• [Job]:
Reproduce every entry below precisely; do not include the pictures.

— START —

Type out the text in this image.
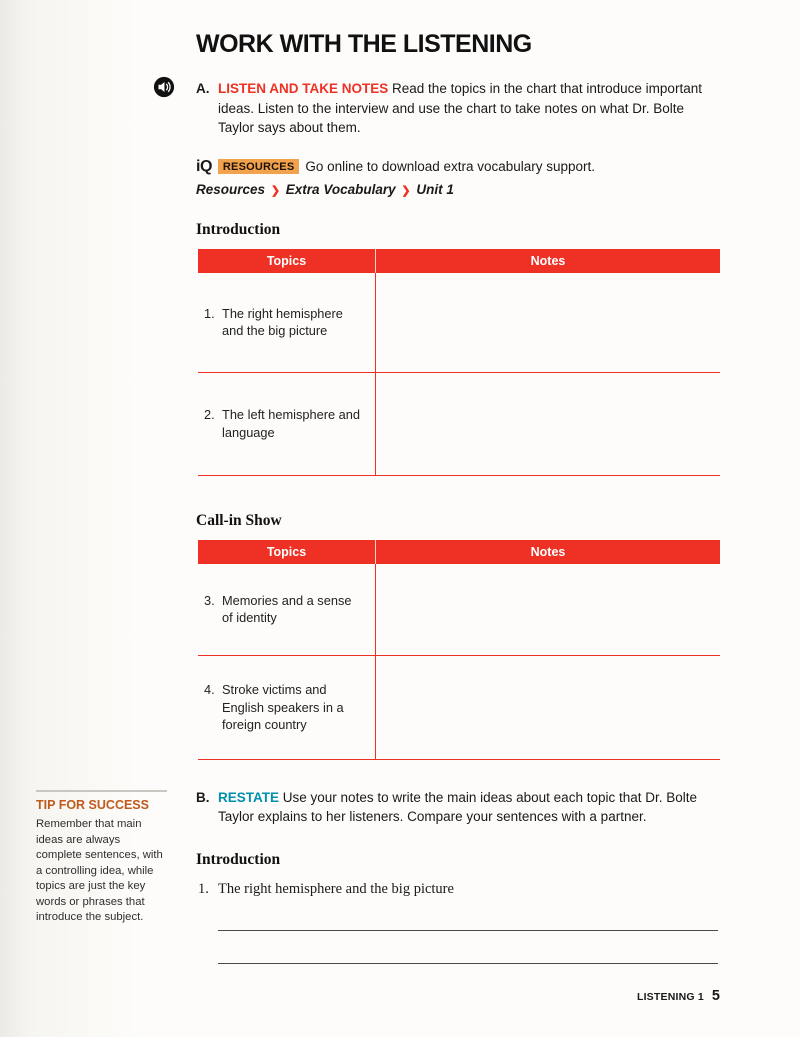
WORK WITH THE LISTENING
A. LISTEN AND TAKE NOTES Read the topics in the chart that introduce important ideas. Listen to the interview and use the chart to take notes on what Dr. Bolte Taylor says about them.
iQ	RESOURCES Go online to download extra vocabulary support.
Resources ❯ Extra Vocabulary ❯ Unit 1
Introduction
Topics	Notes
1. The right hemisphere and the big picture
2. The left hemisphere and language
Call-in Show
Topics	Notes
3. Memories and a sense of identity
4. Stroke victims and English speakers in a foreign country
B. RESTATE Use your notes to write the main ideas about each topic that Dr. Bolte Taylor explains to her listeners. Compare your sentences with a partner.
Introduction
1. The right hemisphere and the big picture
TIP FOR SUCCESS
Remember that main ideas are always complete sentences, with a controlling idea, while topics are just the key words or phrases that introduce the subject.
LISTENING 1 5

— END —

• [Written solution]:
Type out the text in this image.
WORK WITH THE LISTENING
A. LISTEN AND TAKE NOTES Read the topics in the chart that introduce important ideas. Listen to the interview and use the chart to take notes on what Dr. Bolte Taylor says about them.
iQ	RESOURCES Go online to download extra vocabulary support.
Resources ❯ Extra Vocabulary ❯ Unit 1
Introduction
Topics	Notes
1. The right hemisphere and the big picture
2. The left hemisphere and language
Call-in Show
Topics	Notes
3. Memories and a sense of identity
4. Stroke victims and English speakers in a foreign country
B. RESTATE Use your notes to write the main ideas about each topic that Dr. Bolte Taylor explains to her listeners. Compare your sentences with a partner.
Introduction
1. The right hemisphere and the big picture
TIP FOR SUCCESS
Remember that main ideas are always complete sentences, with a controlling idea, while topics are just the key words or phrases that introduce the subject.
LISTENING 1 5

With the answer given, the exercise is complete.